» Text block:

RALEIGH, N.C. — Two bills have been introduced, one in each house of the North Carolina legislature, aiming to fully repeal House Bill 2 (HB2) and replace it with non-discrimination protections including sexual orientation and gender identity. In a legislature that has staunchly refused to repeal the transphobic law, sponsors of the repeal bills know that passing the new legislation may prove a serious challenge.

“It’s going to be tough, but we have to start somewhere,” said Rep. Pricey Harrison (D-Guilford), who sponsored House Bill 82 (HB82). “This bill reflects North Carolina values, unlike HB2. It is long overdue and we will work our hardest to enact this legislation.”

House Bill 78 (HB78), sponsored by openly-bisexual Rep. Cecil Brockman (D-Guilford), presents a compromise to the Republican legislators who claim that HB2 was conceived to protect women and children from bathroom sexual assault. HB78, in addition to providing LGBTQ protections, also doubles down on penalties for sexual assault. With this stipulation, House Democrats have essentially nodded to their GOP counterparts to attempt a compromise.

The assault penalty was controversial during the genesis of the bills. Proponents of HB82 claim that HB78’s language concerning sexual assault validates the GOP’s defense of HB2, which progressives have always labeled as ridiculous. Nevertheless, Brockman defends HB78 as a compromise more likely to gain broader support.

“One of my goals is to meet my Republican colleagues at their concerns,” Brockman said. “Anybody who is serious about protecting our citizens and repairing our state’s economy and image should support this bill.”

The economic toll of HB2 is undeniable, with Forbes estimating $630 million lost so far. This financial impact can only grow larger, according to a letter from the N.C. Sports Association, an organization that recruits and promotes sporting events.

“Our contacts at the NCAA tell us that, due to their stance on HB2, all North Carolina bids will be pulled from the review process and removed from consideration,” read the letter penned by Scott Dupree of the N.C. Sports Association and Greater Raleigh Sports Alliance. “That process will begin in the various sports committees starting in 7 to 10 days and continuing through February. At that point, we will be faced with a six-year drought of NCAA championships in North Carolina.”

“My hometown of Greensboro has suffered enormously from economic losses because of HB2, and the potential economic harm from the NCAA pull-out for the next 6 years is even greater,” said Rep. Harrison.

If the NCAA disregards North Carolina as a setting, other sporting organizations may follow suit.

“When the NCAA decides it will no longer conduct events in North Carolina, the Atlantic Coast Conference and many other sports organizations will surely follow,” wrote Dupree. “When compounding the effect of losing these additional sporting events, including hundreds of youth and amateur events, plus the NBA All-Star Game, we believe North Carolina could lose upwards of a half-billion dollars in economic impact.”

The newly-introduced bills seek to prevent this loss, and to repair the state’s reputation by expanding protections for LGBTQ people.

» Source data:
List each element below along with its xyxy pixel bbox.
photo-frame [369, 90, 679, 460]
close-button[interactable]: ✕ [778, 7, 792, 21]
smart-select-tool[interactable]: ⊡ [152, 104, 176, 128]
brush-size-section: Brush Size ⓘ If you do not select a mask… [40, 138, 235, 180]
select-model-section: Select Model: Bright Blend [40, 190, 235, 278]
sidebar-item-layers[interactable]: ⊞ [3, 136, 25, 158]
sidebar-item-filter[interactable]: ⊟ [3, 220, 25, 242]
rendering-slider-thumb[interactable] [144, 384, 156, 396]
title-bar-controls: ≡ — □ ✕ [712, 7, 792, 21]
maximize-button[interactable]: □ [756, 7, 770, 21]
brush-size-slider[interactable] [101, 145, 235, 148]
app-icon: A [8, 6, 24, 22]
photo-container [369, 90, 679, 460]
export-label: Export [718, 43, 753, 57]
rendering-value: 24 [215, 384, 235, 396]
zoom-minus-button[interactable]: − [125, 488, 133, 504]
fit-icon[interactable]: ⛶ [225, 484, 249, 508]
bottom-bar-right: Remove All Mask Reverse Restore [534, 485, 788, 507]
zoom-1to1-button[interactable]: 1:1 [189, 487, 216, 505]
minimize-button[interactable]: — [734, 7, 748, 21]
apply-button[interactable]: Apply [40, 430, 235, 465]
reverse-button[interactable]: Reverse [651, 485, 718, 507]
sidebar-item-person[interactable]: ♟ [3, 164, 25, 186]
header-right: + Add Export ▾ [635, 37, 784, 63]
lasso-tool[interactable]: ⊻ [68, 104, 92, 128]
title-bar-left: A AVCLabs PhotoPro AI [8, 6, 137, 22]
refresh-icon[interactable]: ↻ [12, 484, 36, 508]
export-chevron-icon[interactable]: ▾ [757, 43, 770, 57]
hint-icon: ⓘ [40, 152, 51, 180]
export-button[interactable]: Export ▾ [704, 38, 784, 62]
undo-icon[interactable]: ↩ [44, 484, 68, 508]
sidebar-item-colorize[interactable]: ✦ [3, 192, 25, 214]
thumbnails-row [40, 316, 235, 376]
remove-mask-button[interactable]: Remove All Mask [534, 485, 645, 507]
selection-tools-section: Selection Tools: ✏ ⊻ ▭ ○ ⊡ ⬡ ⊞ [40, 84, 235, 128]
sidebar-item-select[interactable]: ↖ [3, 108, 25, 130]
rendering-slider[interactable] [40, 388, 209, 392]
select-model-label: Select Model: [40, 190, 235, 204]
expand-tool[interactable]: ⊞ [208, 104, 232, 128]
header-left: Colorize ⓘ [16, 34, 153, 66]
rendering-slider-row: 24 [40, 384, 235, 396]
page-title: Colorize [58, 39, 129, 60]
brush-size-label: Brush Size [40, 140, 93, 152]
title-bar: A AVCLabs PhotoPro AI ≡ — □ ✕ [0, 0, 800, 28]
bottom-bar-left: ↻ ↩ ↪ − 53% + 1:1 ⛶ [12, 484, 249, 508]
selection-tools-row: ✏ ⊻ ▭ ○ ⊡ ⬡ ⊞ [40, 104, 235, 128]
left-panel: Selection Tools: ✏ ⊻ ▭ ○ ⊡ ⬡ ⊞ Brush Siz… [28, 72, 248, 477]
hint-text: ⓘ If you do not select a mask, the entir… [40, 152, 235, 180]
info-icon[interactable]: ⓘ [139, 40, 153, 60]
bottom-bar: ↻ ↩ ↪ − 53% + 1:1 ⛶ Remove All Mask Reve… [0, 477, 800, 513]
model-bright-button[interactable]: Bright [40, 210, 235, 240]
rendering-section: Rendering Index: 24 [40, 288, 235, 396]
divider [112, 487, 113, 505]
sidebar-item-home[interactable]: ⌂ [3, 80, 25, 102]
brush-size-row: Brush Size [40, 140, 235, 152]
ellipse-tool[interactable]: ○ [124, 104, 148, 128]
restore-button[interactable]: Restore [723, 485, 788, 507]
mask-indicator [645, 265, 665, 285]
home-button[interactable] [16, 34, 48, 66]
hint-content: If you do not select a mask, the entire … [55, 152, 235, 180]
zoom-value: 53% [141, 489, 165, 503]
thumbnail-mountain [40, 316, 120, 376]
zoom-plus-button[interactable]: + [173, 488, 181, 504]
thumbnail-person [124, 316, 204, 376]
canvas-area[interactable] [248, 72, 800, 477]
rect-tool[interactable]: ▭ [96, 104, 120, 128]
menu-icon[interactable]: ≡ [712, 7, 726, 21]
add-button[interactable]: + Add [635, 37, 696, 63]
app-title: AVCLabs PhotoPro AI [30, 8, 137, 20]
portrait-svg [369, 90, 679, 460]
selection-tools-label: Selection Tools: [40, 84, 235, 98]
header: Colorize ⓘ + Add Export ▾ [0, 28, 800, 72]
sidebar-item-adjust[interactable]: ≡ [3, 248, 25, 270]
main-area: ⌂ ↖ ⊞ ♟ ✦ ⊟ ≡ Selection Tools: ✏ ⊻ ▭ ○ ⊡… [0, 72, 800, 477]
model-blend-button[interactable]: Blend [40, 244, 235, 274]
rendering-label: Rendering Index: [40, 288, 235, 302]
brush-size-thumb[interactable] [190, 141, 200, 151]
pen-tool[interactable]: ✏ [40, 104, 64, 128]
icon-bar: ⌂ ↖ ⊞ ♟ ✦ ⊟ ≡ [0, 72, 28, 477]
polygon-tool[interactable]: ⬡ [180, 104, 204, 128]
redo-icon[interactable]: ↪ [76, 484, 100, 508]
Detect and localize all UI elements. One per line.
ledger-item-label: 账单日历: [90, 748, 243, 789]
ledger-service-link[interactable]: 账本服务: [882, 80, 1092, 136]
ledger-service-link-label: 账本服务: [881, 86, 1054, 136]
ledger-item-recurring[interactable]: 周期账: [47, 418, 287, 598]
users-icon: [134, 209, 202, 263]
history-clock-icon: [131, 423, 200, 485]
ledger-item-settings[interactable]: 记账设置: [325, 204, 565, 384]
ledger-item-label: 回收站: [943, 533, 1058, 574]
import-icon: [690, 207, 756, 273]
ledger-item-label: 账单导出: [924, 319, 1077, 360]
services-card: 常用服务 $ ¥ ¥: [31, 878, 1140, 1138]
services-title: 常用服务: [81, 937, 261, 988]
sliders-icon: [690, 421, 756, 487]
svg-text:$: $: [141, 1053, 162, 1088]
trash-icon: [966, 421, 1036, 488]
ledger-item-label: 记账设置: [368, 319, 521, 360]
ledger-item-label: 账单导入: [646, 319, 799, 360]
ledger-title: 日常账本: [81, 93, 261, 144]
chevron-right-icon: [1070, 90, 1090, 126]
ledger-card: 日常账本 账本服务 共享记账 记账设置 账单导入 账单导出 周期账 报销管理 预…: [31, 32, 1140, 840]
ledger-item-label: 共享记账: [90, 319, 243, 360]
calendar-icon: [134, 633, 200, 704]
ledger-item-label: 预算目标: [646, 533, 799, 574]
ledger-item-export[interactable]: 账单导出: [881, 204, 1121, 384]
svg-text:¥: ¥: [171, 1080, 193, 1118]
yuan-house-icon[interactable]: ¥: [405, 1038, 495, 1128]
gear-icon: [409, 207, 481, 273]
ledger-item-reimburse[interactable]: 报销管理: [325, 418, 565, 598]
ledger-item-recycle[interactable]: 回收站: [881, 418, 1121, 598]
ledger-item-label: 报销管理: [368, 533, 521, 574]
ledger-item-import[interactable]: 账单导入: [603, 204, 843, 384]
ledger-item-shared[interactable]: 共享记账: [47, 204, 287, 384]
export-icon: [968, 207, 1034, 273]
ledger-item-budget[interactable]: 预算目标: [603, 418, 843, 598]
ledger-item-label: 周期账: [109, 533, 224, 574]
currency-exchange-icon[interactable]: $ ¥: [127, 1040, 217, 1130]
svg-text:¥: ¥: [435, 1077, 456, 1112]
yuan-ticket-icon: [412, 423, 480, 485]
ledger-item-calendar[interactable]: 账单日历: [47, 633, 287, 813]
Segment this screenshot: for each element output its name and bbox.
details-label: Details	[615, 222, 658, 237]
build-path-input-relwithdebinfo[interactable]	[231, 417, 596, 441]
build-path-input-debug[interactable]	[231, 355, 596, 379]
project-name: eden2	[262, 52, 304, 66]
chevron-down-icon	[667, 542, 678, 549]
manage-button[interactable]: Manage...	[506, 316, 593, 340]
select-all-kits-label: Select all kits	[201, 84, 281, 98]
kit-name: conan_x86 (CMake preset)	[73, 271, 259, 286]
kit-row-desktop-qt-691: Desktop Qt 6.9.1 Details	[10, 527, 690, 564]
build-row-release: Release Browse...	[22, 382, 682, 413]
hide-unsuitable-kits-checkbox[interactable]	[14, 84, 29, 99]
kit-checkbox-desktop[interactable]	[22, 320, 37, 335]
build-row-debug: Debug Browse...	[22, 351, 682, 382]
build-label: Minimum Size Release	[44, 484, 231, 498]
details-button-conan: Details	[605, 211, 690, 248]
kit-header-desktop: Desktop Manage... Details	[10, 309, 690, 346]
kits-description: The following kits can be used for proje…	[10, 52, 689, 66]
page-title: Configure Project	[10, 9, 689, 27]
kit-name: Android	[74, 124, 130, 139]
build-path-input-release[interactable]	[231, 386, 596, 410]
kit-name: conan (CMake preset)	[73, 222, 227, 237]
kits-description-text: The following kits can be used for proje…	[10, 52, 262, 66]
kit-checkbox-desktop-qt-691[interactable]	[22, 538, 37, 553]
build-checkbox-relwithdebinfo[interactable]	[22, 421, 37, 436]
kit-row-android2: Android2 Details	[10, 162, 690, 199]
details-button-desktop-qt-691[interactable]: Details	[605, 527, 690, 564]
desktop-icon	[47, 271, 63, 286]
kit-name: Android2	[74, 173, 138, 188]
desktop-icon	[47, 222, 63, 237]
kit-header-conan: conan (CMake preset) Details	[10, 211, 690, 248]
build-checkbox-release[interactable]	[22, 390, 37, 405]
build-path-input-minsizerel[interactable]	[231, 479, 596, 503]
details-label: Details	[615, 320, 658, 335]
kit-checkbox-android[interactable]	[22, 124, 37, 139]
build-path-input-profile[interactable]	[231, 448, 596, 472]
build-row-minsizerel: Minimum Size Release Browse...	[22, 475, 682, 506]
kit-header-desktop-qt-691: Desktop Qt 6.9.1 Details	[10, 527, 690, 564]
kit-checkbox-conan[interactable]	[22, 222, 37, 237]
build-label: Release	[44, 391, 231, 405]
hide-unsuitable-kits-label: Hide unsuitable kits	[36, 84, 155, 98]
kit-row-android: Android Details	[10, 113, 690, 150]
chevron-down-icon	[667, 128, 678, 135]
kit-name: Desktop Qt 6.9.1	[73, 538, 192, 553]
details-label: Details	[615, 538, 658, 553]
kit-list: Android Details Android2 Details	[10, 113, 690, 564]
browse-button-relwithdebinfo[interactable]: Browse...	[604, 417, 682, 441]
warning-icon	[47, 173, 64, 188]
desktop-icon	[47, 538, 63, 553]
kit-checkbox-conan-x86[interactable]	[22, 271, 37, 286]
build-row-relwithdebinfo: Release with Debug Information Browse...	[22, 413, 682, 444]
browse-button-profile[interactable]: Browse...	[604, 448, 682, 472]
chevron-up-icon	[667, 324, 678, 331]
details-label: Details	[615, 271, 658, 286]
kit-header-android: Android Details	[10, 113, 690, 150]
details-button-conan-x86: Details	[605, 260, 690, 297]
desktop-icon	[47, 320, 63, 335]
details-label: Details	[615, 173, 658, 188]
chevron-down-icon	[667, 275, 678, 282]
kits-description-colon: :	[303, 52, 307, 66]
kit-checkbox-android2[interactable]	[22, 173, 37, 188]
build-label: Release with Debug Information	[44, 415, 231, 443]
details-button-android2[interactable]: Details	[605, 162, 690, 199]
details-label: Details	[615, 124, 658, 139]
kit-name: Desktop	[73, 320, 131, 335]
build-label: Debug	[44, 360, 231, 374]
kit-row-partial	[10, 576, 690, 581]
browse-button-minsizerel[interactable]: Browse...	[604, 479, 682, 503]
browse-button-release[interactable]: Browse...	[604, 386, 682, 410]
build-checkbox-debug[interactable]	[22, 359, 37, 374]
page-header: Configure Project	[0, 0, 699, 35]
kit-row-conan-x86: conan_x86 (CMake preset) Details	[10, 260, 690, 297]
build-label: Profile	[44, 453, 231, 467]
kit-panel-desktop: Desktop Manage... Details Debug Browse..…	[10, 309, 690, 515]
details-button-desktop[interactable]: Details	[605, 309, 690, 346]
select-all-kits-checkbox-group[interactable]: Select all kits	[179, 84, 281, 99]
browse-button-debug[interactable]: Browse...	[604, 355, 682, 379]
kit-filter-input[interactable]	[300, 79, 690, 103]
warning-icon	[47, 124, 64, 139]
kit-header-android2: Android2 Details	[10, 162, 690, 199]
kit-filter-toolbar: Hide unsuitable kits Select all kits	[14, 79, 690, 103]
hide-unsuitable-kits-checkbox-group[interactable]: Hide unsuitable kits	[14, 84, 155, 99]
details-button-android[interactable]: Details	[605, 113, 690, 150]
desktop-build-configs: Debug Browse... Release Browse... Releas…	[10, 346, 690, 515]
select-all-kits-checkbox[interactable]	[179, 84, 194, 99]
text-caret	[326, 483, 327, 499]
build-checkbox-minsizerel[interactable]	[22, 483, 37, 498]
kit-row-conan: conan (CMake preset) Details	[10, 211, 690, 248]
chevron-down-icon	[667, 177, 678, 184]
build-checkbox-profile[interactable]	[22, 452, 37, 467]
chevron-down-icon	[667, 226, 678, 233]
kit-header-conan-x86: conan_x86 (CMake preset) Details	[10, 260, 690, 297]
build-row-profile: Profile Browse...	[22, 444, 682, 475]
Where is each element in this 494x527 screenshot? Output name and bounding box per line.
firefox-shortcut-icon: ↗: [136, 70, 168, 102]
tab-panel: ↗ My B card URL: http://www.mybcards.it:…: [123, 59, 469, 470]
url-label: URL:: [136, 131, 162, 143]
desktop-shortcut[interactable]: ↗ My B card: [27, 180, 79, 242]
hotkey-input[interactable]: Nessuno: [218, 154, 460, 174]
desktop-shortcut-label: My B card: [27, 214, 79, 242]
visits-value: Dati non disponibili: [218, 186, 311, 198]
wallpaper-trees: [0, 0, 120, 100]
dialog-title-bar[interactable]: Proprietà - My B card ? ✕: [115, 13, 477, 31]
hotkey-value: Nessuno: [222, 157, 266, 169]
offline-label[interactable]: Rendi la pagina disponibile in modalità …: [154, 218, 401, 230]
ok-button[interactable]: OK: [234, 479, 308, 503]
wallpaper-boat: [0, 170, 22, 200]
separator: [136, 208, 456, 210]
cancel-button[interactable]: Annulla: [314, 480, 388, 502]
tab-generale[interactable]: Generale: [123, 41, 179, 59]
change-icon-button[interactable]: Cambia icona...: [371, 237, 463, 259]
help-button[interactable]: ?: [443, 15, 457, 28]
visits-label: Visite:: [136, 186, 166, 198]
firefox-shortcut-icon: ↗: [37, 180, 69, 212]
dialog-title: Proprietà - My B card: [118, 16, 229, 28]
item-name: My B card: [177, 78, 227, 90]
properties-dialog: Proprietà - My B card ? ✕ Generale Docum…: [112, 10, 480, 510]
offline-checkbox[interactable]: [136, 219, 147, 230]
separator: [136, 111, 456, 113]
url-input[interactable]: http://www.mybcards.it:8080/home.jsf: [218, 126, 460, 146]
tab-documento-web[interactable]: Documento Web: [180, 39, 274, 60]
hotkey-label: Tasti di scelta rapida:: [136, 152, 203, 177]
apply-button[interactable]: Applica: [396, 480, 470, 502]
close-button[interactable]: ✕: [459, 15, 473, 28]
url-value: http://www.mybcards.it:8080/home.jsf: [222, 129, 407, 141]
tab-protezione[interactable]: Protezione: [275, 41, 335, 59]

» Exercise set:
**a)** Please quote the part of the HB2 article that opens with "If the NCAA" and closes with "for LGBTQ people.".
**b)** List every bill the HB2 article names by number.
The data plays no role in this work.

» Outputs for the tasks:
**a)**
If the NCAA disregards North Carolina as a setting, other sporting organizations may follow suit.

“When the NCAA decides it will no longer conduct events in North Carolina, the Atlantic Coast Conference and many other sports organizations will surely follow,” wrote Dupree. “When compounding the effect of losing these additional sporting events, including hundreds of youth and amateur events, plus the NBA All-Star Game, we believe North Carolina could lose upwards of a half-billion dollars in economic impact.”

The newly-introduced bills seek to prevent this loss, and to repair the state’s reputation by expanding protections for LGBTQ people.

**b)**
House Bill 2 (HB2)
House Bill 82 (HB82)
House Bill 78 (HB78)